Your task is to copy the listing exactly, with the pictures left out.
┌──
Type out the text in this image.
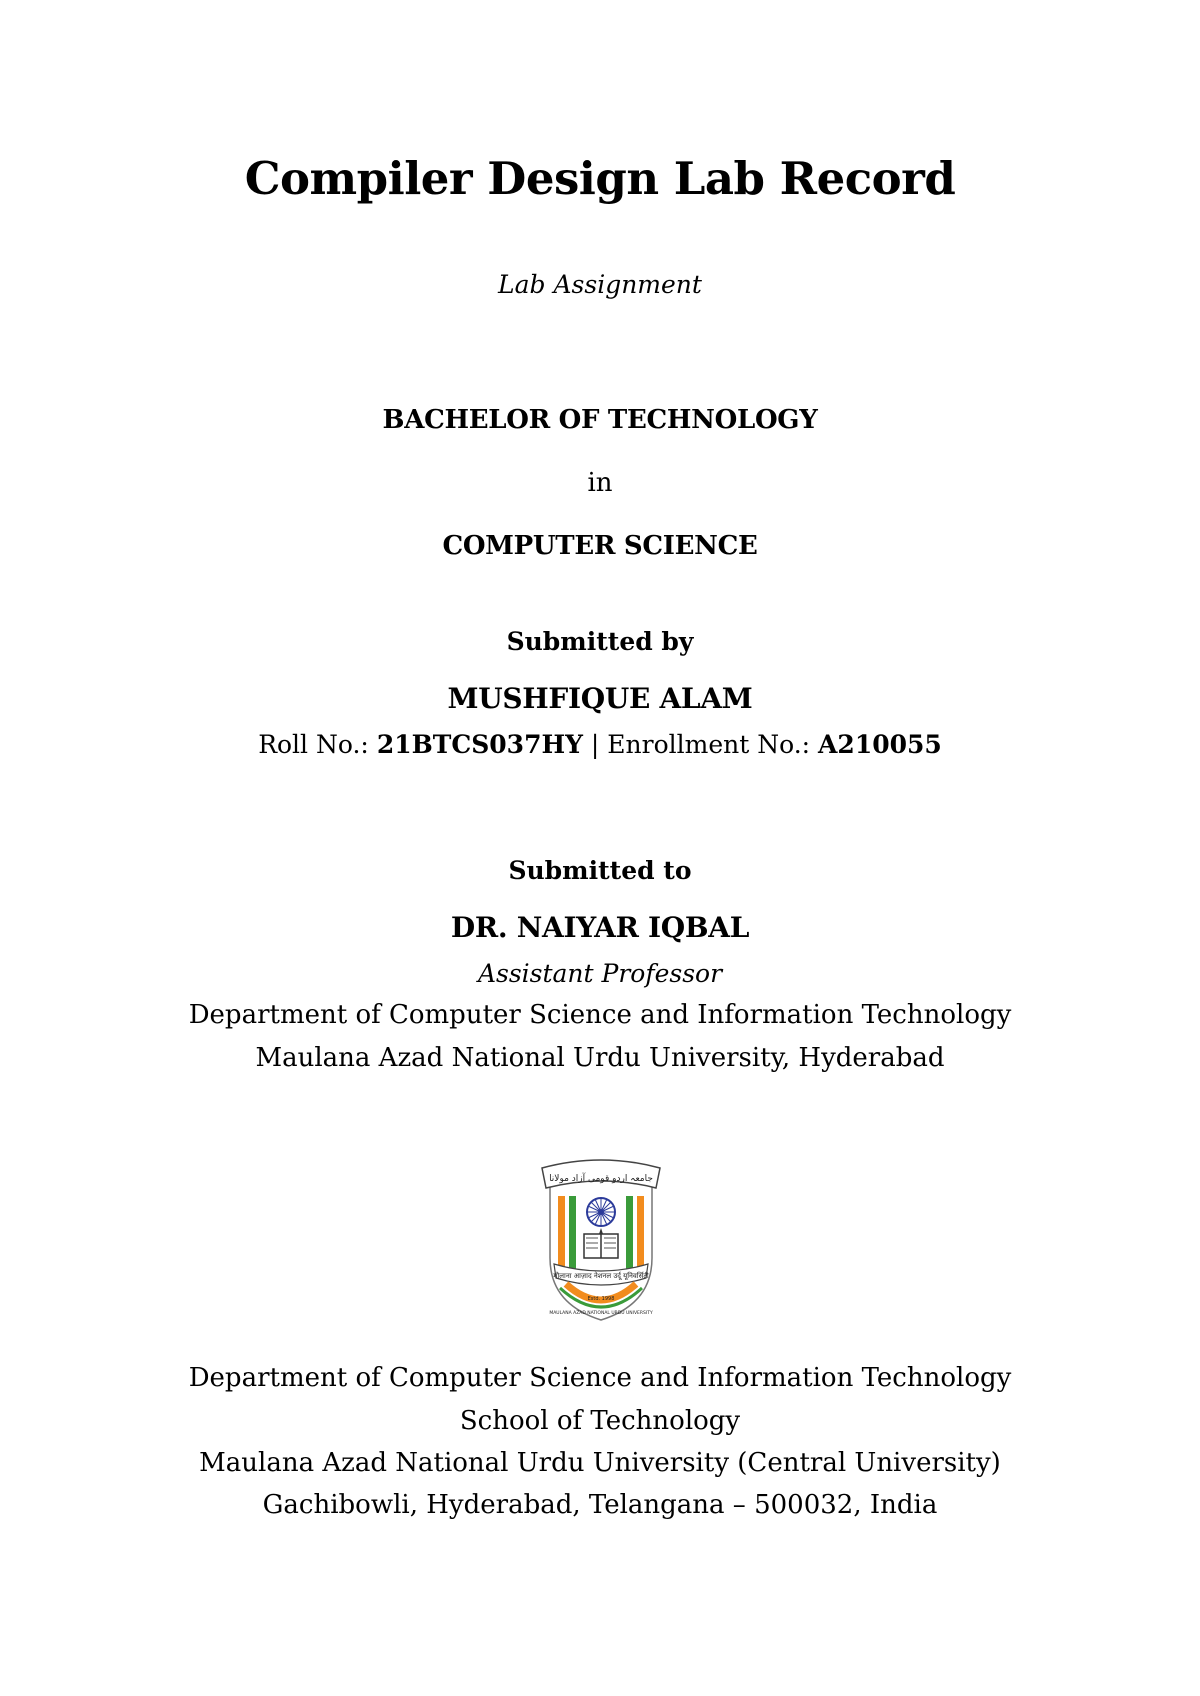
Compiler Design Lab Record
Lab Assignment
BACHELOR OF TECHNOLOGY
in
COMPUTER SCIENCE
Submitted by
MUSHFIQUE ALAM
Roll No.: 21BTCS037HY | Enrollment No.: A210055
Submitted to
DR. NAIYAR IQBAL
Assistant Professor
Department of Computer Science and Information Technology
Maulana Azad National Urdu University, Hyderabad
جامعہ اردو قومی آزاد مولانا
मौलाना आज़ाद नेशनल उर्दू यूनिवर्सिटी
Estd. 1998
MAULANA AZAD NATIONAL URDU UNIVERSITY
Department of Computer Science and Information Technology
School of Technology
Maulana Azad National Urdu University (Central University)
Gachibowli, Hyderabad, Telangana – 500032, India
└──
• **REPLY TO THE TASK**:
Type out the text in this image.
Compiler Design Lab Record
Lab Assignment
BACHELOR OF TECHNOLOGY
in
COMPUTER SCIENCE
Submitted by
MUSHFIQUE ALAM
Roll No.: 21BTCS037HY | Enrollment No.: A210055
Submitted to
DR. NAIYAR IQBAL
Assistant Professor
Department of Computer Science and Information Technology
Maulana Azad National Urdu University, Hyderabad
جامعہ اردو قومی آزاد مولانا
मौलाना आज़ाद नेशनल उर्दू यूनिवर्सिटी
Estd. 1998
MAULANA AZAD NATIONAL URDU UNIVERSITY
Department of Computer Science and Information Technology
School of Technology
Maulana Azad National Urdu University (Central University)
Gachibowli, Hyderabad, Telangana – 500032, India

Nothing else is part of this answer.